Input records:
━━━

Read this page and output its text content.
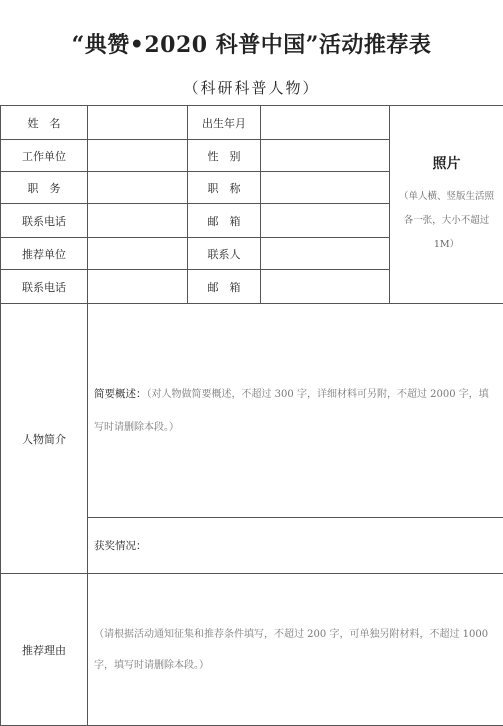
“典赞•2020 科普中国”活动推荐表
（科研科普人物）
姓　名		出生年月		照片
（单人横、竖版生活照各一张，大小不超过 1M）

工作单位		性　别		
职　务		职　称		
联系电话		邮　箱		
推荐单位		联系人		
联系电话		邮　箱		
人物简介	简要概述：（对人物做简要概述，不超过 300 字，详细材料可另附，不超过 2000 字，填写时请删除本段。）			

	获奖情况：			

推荐理由	（请根据活动通知征集和推荐条件填写，不超过 200 字，可单独另附材料，不超过 1000 字，填写时请删除本段。）			
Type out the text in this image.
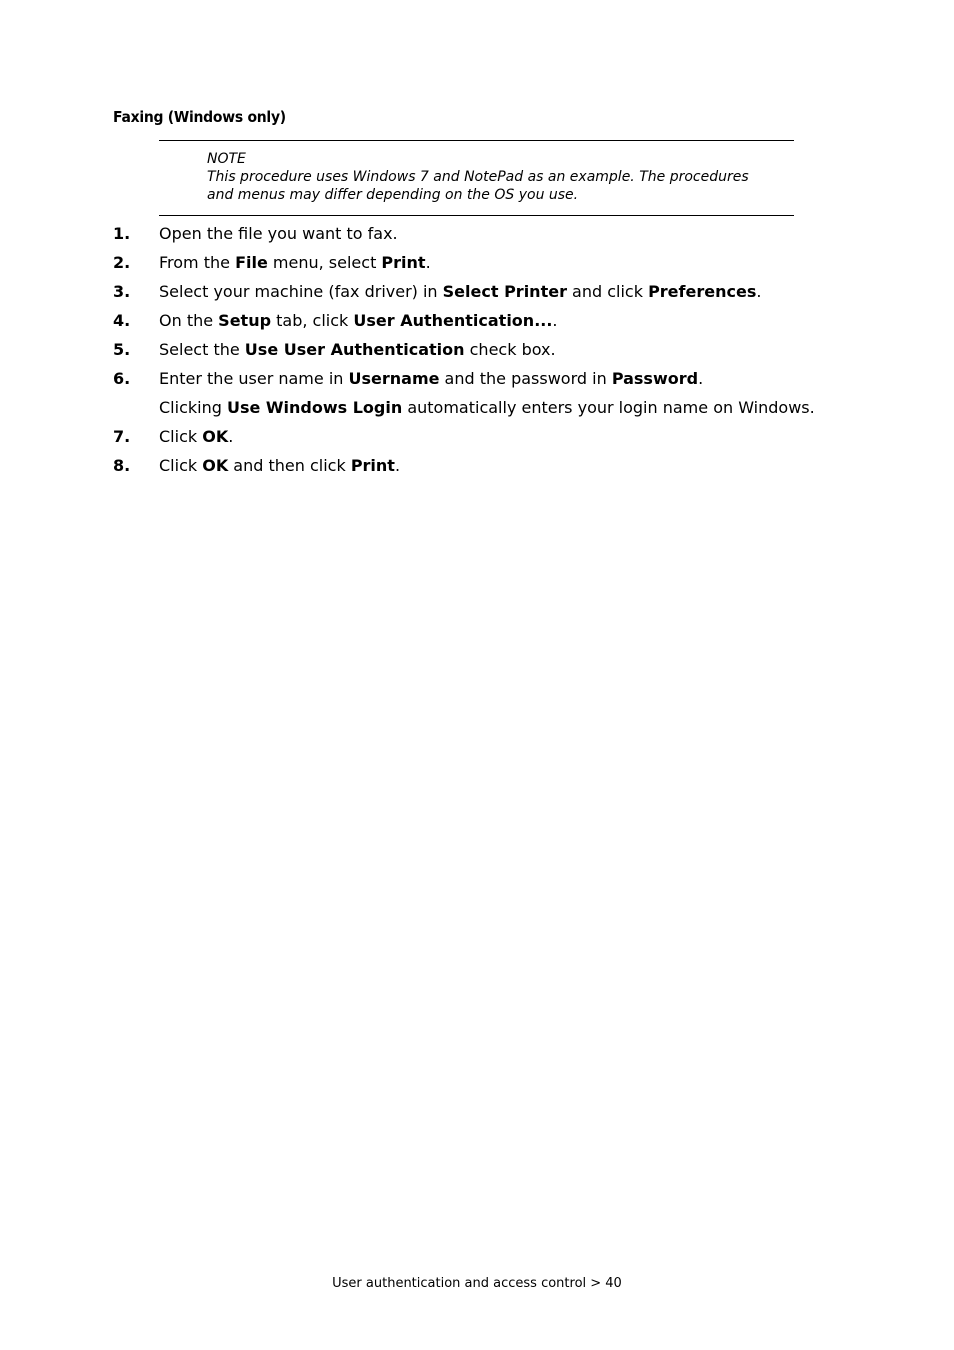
Faxing (Windows only)
NOTE
This procedure uses Windows 7 and NotePad as an example. The procedures
and menus may differ depending on the OS you use.
1. Open the file you want to fax.
2. From the File menu, select Print.
3. Select your machine (fax driver) in Select Printer and click Preferences.
4. On the Setup tab, click User Authentication....
5. Select the Use User Authentication check box.
6. Enter the user name in Username and the password in Password.
Clicking Use Windows Login automatically enters your login name on Windows.
7. Click OK.
8. Click OK and then click Print.
User authentication and access control > 40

━━━

Work to be completed:
Every entry must be written out exactly, with all pictures left out.

Result of this exercise:
Read this page and output its text content.
“典赞•2020 科普中国”活动推荐表
（科研科普人物）
姓　名		出生年月		照片
（单人横、竖版生活照各一张，大小不超过 1M）

工作单位		性　别		
职　务		职　称		
联系电话		邮　箱		
推荐单位		联系人		
联系电话		邮　箱		
人物简介	简要概述：（对人物做简要概述，不超过 300 字，详细材料可另附，不超过 2000 字，填写时请删除本段。）			

	获奖情况：			

推荐理由	（请根据活动通知征集和推荐条件填写，不超过 200 字，可单独另附材料，不超过 1000 字，填写时请删除本段。）			
Type out the text in this image.
Faxing (Windows only)
NOTE
This procedure uses Windows 7 and NotePad as an example. The procedures
and menus may differ depending on the OS you use.
1. Open the file you want to fax.
2. From the File menu, select Print.
3. Select your machine (fax driver) in Select Printer and click Preferences.
4. On the Setup tab, click User Authentication....
5. Select the Use User Authentication check box.
6. Enter the user name in Username and the password in Password.
Clicking Use Windows Login automatically enters your login name on Windows.
7. Click OK.
8. Click OK and then click Print.
User authentication and access control > 40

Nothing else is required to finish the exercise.